- [PASSAGE GIVEN]
▼

- TIE-0240x
- 1. Practical Matters
- 1.5 Course Project: NowItWent - an urban Tampere adventure
Course Project: NowItWent - an urban Tampere adventure¶
The course project is done in groups of two. The course staff provides functionality that must be used in the project.
Deadlines¶
- Final submission: 30.11.2020
- Grace period ends: 7.12.2020
Program to Implement¶
The goal of the project is to implement a game – named NowItWent – where the busses and passengers moving around downtown Tampere act as a part of the game. You can affect the game you will implement in many ways.
Gameplay¶
When starting the program a settings dialog is shown. After entering the setting the program moves to the main window of the game where the map of downtown Tampere is shown as the playing field. On the map the busses, bus stops and the players playable figure are shown.
In the game, the busses move around the city in real time according to real bus lines and timetables. The passengers get on and off the busses at the busstops. The player controls the playable figure that can interact with the other actors in the game. The figure can be for example a passenger or a drone flying over the city. The final goals of the game are left to the student development team to decide. The game can be e.g. a zombie apocalypse adventure or a city challenge. A new transport type can be implemented into the game.
Implementation¶
The game contains ready-made parts. These are the busses and basic passengers and the logic that moves them about town. The team needs to implement the functionality for the city itself, the playable figure and the main window. Below a rough example of what the GUI of the game might look like:
Many details of the game are left intentionally open and you can implement them as you wish. These include:
- The goals of the game: How the game ends and how success is defined?
- GUI: What the map looks like? How different actions in the game can be done?
- The start situation: What game pieces/resources the player has in the beginning and how they are placed in the game?
- Own game mechanics: Do the game objects have any special actions? Can the players trade with each other?
- Game state: Whose turn it is? When the game ends?
Use Case¶
The following order of actions depicts the start and funtionality of the game. This is an example. Your game can be different from what is depicted here.
- The game starts with the help of a self-implemented main program. The game asks with a separate configuration window the number of players and other information needed by the game. After this the main window implemented by the group is opened. On it, there is the game board with the map, the players gamepieces and other necessary information.
- The given implementation produces buses onto the map and moves them according to their schedules. On the busstops, passenger get on and off the busses.
- The player starts the game by clicking a game piece in the main window.
- The player moves their playable figure with the arrow keys to move toward a close-by bus that just picked up a couple of passengers.
- The player shoot at the bus with a stun gun. When hit, the bus stops and turns pink. The passengers on the bus need to walk.
- The player seeks new busses as their target. In the main window statistics about the stuck busses and the passenger on foor is show.
- The game ends after five minutes of gameplay and the final score is shown to the player.
- The player closes the game.
Learning Outcomes¶
You practice the following things:
- Getting familiar with existing code and using it by provided interfaces (applying design by contract)
- Adding functionality to an application based on given interfaces (following design by contract)
- Implementing a GUI as a part of program
- Exception handling and error control
- Unit testing of your own code.

▲

Collected data entries
▼

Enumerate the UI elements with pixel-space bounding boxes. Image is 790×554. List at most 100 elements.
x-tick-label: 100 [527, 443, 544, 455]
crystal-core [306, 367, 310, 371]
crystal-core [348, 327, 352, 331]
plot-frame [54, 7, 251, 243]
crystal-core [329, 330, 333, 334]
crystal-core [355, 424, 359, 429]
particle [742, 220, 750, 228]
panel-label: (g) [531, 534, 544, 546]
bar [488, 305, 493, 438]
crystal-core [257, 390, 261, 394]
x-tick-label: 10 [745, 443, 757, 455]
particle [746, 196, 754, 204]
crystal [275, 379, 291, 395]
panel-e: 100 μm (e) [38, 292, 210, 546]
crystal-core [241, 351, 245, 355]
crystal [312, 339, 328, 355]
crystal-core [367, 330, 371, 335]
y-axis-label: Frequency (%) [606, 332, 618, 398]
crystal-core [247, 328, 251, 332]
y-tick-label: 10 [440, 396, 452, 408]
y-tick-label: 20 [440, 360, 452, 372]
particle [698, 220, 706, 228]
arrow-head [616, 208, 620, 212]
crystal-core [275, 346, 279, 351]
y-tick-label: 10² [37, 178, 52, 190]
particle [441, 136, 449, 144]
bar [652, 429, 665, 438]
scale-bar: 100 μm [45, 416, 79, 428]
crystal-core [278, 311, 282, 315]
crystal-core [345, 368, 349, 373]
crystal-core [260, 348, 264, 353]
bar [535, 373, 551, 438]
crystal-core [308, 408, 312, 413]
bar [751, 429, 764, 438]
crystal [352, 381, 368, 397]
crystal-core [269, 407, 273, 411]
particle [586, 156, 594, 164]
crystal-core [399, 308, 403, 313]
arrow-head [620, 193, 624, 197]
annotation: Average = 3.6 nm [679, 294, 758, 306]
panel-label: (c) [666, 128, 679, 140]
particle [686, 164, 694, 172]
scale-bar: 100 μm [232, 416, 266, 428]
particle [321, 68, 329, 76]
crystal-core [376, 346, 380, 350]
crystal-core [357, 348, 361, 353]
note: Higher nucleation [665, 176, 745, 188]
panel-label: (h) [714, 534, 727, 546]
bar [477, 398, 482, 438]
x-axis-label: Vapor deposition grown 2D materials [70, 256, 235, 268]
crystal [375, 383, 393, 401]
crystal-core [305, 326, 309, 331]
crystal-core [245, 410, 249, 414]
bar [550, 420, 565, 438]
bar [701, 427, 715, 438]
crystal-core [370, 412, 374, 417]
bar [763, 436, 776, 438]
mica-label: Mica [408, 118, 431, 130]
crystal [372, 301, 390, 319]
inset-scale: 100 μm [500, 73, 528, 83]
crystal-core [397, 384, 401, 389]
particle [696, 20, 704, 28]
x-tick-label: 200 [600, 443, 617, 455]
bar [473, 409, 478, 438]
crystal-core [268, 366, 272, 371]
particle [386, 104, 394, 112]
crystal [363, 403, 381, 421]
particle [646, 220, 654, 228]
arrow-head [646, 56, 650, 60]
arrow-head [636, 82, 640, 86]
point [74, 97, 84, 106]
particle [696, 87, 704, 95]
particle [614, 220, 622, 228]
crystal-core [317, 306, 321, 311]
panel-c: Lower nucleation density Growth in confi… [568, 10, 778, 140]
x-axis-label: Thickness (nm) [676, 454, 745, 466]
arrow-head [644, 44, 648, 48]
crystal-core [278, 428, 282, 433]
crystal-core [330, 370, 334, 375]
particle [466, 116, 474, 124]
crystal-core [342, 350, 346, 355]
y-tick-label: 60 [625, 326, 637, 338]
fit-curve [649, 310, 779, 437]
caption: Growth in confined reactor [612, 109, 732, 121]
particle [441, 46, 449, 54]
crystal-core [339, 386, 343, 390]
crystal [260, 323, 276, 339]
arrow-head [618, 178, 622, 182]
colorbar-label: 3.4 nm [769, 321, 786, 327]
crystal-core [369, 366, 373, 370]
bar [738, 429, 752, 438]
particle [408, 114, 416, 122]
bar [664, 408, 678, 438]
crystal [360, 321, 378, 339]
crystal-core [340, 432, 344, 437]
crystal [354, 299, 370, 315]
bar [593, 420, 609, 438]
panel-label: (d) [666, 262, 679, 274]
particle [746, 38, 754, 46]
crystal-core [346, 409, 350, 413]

▲

- [EXERCISE REQUIREMENTS]
Check each statement against the course project description, giving yes or no and quoting the exact words that decide it. 1. The project is done in groups of two. 2. The student team must write the logic that moves the busses about town. 3. The grace period ends on 30.11.2020.

- [ANSWER FOR THIS EXERCISE]
1. Yes: "The course project is done in groups of two."
2. No: "The game contains ready-made parts. These are the busses and basic passengers and the logic that moves them about town."
3. No: "Grace period ends: 7.12.2020"